## RECORD EXTRACTS
---
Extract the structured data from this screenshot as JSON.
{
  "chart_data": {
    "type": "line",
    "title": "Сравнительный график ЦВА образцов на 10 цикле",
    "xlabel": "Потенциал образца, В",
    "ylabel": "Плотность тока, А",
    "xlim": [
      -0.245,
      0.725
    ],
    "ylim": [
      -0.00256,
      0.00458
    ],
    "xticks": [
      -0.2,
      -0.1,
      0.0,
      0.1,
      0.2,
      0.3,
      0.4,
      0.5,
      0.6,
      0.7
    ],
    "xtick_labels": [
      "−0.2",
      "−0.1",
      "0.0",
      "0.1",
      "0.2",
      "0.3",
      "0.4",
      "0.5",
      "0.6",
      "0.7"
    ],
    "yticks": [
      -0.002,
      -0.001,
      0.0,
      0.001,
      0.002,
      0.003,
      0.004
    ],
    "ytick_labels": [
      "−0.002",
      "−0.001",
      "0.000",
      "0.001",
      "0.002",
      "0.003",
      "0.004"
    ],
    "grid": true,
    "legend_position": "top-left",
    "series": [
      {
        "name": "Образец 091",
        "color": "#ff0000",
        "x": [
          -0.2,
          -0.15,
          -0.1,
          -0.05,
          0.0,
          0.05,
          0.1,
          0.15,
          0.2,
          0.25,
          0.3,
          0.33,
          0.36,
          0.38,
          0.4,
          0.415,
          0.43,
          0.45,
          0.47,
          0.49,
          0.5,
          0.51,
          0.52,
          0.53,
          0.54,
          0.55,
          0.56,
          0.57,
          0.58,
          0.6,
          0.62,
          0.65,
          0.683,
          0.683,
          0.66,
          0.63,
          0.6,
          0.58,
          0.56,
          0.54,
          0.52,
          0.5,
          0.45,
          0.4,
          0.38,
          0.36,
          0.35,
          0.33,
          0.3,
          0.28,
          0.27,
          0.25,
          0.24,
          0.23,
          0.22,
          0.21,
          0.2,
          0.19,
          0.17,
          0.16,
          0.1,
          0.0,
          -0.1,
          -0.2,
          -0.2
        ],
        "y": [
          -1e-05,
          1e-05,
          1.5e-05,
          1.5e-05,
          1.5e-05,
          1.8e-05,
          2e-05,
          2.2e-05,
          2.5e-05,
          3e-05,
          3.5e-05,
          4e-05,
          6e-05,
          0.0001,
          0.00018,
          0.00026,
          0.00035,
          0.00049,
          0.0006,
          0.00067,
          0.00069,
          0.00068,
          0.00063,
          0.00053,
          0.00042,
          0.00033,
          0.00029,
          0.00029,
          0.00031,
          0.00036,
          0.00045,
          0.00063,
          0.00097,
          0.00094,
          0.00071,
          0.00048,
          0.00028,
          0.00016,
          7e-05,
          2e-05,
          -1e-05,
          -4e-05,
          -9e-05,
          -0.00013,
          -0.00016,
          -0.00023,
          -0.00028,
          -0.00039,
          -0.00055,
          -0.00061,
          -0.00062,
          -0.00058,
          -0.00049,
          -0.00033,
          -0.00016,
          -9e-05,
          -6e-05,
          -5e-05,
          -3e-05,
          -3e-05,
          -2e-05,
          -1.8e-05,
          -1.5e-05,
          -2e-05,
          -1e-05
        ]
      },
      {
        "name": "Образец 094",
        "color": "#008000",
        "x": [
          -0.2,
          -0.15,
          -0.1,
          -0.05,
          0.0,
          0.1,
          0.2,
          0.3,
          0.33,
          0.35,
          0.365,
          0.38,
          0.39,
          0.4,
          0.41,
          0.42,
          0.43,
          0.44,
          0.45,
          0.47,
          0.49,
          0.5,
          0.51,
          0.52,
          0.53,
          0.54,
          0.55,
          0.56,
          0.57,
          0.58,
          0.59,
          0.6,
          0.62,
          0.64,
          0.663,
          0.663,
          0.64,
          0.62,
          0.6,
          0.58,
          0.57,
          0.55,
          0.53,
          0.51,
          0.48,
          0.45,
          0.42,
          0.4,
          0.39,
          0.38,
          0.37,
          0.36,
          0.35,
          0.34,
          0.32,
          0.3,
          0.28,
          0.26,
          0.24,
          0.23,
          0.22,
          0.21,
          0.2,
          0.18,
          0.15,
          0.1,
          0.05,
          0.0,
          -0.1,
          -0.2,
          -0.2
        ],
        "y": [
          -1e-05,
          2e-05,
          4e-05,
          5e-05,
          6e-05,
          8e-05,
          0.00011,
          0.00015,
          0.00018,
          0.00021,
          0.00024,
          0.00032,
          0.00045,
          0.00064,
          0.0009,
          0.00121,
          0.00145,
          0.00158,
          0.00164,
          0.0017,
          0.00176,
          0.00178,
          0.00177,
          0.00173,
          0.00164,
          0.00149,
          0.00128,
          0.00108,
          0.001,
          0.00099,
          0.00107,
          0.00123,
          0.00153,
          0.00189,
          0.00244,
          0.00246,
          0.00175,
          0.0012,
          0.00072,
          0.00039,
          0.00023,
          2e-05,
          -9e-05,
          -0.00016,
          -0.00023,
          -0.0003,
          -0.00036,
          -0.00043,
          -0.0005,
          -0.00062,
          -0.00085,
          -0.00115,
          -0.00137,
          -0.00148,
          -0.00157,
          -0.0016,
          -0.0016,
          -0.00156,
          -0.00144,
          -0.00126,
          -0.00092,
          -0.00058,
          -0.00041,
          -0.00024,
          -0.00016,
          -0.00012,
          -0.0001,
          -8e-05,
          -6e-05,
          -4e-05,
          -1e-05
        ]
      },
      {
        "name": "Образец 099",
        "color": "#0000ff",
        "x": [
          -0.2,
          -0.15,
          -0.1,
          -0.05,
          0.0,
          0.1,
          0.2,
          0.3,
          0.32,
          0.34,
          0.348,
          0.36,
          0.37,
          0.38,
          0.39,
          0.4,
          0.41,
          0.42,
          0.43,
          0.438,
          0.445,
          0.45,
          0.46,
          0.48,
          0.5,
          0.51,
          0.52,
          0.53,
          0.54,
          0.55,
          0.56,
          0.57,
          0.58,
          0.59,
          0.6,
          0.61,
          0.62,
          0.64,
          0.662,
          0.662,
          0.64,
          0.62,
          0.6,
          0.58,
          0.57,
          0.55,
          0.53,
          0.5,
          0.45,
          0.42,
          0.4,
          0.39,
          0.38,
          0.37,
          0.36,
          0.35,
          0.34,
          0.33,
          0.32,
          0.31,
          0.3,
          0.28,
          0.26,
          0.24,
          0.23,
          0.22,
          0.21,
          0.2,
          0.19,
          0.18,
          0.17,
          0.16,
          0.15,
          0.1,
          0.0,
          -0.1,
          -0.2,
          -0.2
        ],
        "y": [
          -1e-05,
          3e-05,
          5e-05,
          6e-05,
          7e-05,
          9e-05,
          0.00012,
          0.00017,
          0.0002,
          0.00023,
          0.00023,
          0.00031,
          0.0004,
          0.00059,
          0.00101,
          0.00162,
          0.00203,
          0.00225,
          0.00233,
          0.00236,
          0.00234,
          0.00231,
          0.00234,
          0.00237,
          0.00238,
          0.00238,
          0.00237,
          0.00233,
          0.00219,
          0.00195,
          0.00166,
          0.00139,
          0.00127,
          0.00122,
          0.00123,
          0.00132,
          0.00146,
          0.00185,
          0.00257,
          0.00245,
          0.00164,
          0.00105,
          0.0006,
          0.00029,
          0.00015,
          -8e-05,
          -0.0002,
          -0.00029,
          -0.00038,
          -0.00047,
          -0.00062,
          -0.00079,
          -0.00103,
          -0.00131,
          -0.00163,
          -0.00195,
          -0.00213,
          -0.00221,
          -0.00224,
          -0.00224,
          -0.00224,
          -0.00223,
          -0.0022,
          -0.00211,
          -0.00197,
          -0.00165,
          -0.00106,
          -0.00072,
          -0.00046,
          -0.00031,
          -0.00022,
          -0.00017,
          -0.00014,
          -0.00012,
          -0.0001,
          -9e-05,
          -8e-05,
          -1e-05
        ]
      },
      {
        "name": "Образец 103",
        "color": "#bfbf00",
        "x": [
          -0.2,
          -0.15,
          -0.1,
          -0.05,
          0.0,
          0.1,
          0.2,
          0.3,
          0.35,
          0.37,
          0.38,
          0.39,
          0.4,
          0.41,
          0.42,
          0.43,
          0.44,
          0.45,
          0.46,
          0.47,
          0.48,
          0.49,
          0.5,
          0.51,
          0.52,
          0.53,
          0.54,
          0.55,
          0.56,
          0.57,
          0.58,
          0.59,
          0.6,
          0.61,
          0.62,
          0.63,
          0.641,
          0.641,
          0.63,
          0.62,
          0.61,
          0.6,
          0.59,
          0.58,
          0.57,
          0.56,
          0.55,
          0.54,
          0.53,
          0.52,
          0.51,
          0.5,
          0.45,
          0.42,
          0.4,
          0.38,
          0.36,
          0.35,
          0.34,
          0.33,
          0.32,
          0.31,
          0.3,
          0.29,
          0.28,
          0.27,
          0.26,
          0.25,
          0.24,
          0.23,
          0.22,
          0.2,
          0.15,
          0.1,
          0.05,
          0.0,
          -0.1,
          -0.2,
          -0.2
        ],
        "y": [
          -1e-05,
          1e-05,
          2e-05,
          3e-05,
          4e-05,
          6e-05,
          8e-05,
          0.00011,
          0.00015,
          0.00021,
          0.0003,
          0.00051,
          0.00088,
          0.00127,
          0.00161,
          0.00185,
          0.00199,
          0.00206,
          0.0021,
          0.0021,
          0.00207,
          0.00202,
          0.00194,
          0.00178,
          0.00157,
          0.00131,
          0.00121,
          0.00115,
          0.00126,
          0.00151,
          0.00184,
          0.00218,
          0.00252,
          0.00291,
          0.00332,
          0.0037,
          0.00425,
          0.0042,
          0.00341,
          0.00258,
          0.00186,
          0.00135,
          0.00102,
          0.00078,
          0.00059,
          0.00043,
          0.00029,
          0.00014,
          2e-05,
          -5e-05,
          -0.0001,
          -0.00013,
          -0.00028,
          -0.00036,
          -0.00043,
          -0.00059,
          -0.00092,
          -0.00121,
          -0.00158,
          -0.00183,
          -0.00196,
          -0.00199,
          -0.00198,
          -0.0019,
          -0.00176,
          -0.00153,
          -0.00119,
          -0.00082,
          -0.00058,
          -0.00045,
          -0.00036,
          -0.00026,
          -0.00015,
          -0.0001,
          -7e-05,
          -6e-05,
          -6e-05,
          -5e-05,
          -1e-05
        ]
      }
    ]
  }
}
---
## WHAT YOU ARE ASKED TO DO
Above are the records; copy every line in them that holds the word "name".

## ANSWER FOR THE TASK
        "name": "Образец 091",
        "name": "Образец 094",
        "name": "Образец 099",
        "name": "Образец 103",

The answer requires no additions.